Extract the full set of records that follows, word for word.

INPUT MATERIAL.

* * * * * * * * *

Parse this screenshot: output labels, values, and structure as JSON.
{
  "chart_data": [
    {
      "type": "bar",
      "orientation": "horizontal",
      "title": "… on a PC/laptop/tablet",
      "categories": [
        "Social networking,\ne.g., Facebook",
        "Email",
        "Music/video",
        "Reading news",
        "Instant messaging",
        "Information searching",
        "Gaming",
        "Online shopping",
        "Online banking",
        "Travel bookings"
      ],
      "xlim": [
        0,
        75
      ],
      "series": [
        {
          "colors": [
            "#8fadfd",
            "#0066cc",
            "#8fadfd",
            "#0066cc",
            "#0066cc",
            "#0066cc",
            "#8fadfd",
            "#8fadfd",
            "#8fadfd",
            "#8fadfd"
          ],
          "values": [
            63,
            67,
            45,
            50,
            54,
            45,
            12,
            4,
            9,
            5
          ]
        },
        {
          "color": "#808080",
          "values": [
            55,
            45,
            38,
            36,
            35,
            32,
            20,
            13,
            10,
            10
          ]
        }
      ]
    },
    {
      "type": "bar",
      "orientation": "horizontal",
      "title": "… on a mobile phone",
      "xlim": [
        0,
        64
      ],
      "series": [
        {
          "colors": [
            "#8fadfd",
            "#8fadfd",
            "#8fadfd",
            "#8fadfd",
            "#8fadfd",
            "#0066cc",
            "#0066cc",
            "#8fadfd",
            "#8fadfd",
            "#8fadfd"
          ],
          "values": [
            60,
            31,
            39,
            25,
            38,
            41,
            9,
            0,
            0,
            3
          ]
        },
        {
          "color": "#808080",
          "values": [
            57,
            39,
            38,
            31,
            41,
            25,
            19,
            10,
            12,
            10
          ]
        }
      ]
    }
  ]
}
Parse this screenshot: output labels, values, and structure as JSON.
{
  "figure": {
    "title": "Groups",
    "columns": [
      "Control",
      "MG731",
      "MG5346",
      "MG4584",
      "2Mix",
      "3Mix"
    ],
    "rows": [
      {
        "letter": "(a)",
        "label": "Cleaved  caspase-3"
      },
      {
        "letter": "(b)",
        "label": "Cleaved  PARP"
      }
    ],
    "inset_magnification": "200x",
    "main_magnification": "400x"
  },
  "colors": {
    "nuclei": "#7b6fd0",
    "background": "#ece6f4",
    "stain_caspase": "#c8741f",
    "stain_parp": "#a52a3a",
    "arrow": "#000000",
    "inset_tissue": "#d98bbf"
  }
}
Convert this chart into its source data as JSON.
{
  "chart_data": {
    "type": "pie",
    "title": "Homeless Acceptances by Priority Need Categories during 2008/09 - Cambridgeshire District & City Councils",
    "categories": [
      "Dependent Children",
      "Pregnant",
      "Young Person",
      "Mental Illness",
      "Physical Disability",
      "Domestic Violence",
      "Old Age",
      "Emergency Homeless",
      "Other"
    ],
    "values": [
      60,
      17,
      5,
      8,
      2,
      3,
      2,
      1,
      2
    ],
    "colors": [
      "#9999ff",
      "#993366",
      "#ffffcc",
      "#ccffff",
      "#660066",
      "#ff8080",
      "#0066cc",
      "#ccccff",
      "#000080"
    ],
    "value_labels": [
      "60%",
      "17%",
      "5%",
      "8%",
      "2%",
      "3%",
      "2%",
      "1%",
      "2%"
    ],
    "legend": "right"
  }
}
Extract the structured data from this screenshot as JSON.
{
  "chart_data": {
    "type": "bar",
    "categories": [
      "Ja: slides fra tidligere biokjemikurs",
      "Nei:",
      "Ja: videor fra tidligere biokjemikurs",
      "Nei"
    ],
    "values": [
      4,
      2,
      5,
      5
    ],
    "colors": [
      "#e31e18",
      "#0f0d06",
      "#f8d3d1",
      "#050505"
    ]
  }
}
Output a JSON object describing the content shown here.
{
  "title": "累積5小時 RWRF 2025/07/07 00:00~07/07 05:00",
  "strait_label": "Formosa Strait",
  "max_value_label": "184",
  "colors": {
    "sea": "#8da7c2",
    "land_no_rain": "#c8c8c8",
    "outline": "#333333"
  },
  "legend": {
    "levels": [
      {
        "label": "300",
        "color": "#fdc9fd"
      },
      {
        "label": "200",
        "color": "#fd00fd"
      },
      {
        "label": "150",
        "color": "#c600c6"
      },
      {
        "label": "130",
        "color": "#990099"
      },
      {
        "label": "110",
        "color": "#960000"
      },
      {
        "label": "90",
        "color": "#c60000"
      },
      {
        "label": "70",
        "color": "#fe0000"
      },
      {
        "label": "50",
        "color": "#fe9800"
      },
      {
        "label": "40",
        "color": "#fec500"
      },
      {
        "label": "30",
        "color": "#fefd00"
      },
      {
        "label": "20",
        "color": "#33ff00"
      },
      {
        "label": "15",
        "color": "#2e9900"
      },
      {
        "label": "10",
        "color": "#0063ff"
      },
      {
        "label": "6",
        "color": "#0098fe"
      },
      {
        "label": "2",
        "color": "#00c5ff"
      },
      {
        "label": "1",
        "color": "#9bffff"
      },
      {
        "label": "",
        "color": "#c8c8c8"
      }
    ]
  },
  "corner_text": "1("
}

* * * * * * * * *

WRITTEN RESPONSE.
Parse this screenshot: output labels, values, and structure as JSON.
{
  "chart_data": [
    {
      "type": "bar",
      "orientation": "horizontal",
      "title": "… on a PC/laptop/tablet",
      "categories": [
        "Social networking,\ne.g., Facebook",
        "Email",
        "Music/video",
        "Reading news",
        "Instant messaging",
        "Information searching",
        "Gaming",
        "Online shopping",
        "Online banking",
        "Travel bookings"
      ],
      "xlim": [
        0,
        75
      ],
      "series": [
        {
          "colors": [
            "#8fadfd",
            "#0066cc",
            "#8fadfd",
            "#0066cc",
            "#0066cc",
            "#0066cc",
            "#8fadfd",
            "#8fadfd",
            "#8fadfd",
            "#8fadfd"
          ],
          "values": [
            63,
            67,
            45,
            50,
            54,
            45,
            12,
            4,
            9,
            5
          ]
        },
        {
          "color": "#808080",
          "values": [
            55,
            45,
            38,
            36,
            35,
            32,
            20,
            13,
            10,
            10
          ]
        }
      ]
    },
    {
      "type": "bar",
      "orientation": "horizontal",
      "title": "… on a mobile phone",
      "xlim": [
        0,
        64
      ],
      "series": [
        {
          "colors": [
            "#8fadfd",
            "#8fadfd",
            "#8fadfd",
            "#8fadfd",
            "#8fadfd",
            "#0066cc",
            "#0066cc",
            "#8fadfd",
            "#8fadfd",
            "#8fadfd"
          ],
          "values": [
            60,
            31,
            39,
            25,
            38,
            41,
            9,
            0,
            0,
            3
          ]
        },
        {
          "color": "#808080",
          "values": [
            57,
            39,
            38,
            31,
            41,
            25,
            19,
            10,
            12,
            10
          ]
        }
      ]
    }
  ]
}
Parse this screenshot: output labels, values, and structure as JSON.
{
  "figure": {
    "title": "Groups",
    "columns": [
      "Control",
      "MG731",
      "MG5346",
      "MG4584",
      "2Mix",
      "3Mix"
    ],
    "rows": [
      {
        "letter": "(a)",
        "label": "Cleaved  caspase-3"
      },
      {
        "letter": "(b)",
        "label": "Cleaved  PARP"
      }
    ],
    "inset_magnification": "200x",
    "main_magnification": "400x"
  },
  "colors": {
    "nuclei": "#7b6fd0",
    "background": "#ece6f4",
    "stain_caspase": "#c8741f",
    "stain_parp": "#a52a3a",
    "arrow": "#000000",
    "inset_tissue": "#d98bbf"
  }
}
Convert this chart into its source data as JSON.
{
  "chart_data": {
    "type": "pie",
    "title": "Homeless Acceptances by Priority Need Categories during 2008/09 - Cambridgeshire District & City Councils",
    "categories": [
      "Dependent Children",
      "Pregnant",
      "Young Person",
      "Mental Illness",
      "Physical Disability",
      "Domestic Violence",
      "Old Age",
      "Emergency Homeless",
      "Other"
    ],
    "values": [
      60,
      17,
      5,
      8,
      2,
      3,
      2,
      1,
      2
    ],
    "colors": [
      "#9999ff",
      "#993366",
      "#ffffcc",
      "#ccffff",
      "#660066",
      "#ff8080",
      "#0066cc",
      "#ccccff",
      "#000080"
    ],
    "value_labels": [
      "60%",
      "17%",
      "5%",
      "8%",
      "2%",
      "3%",
      "2%",
      "1%",
      "2%"
    ],
    "legend": "right"
  }
}
Extract the structured data from this screenshot as JSON.
{
  "chart_data": {
    "type": "bar",
    "categories": [
      "Ja: slides fra tidligere biokjemikurs",
      "Nei:",
      "Ja: videor fra tidligere biokjemikurs",
      "Nei"
    ],
    "values": [
      4,
      2,
      5,
      5
    ],
    "colors": [
      "#e31e18",
      "#0f0d06",
      "#f8d3d1",
      "#050505"
    ]
  }
}
Output a JSON object describing the content shown here.
{
  "title": "累積5小時 RWRF 2025/07/07 00:00~07/07 05:00",
  "strait_label": "Formosa Strait",
  "max_value_label": "184",
  "colors": {
    "sea": "#8da7c2",
    "land_no_rain": "#c8c8c8",
    "outline": "#333333"
  },
  "legend": {
    "levels": [
      {
        "label": "300",
        "color": "#fdc9fd"
      },
      {
        "label": "200",
        "color": "#fd00fd"
      },
      {
        "label": "150",
        "color": "#c600c6"
      },
      {
        "label": "130",
        "color": "#990099"
      },
      {
        "label": "110",
        "color": "#960000"
      },
      {
        "label": "90",
        "color": "#c60000"
      },
      {
        "label": "70",
        "color": "#fe0000"
      },
      {
        "label": "50",
        "color": "#fe9800"
      },
      {
        "label": "40",
        "color": "#fec500"
      },
      {
        "label": "30",
        "color": "#fefd00"
      },
      {
        "label": "20",
        "color": "#33ff00"
      },
      {
        "label": "15",
        "color": "#2e9900"
      },
      {
        "label": "10",
        "color": "#0063ff"
      },
      {
        "label": "6",
        "color": "#0098fe"
      },
      {
        "label": "2",
        "color": "#00c5ff"
      },
      {
        "label": "1",
        "color": "#9bffff"
      },
      {
        "label": "",
        "color": "#c8c8c8"
      }
    ]
  },
  "corner_text": "1("
}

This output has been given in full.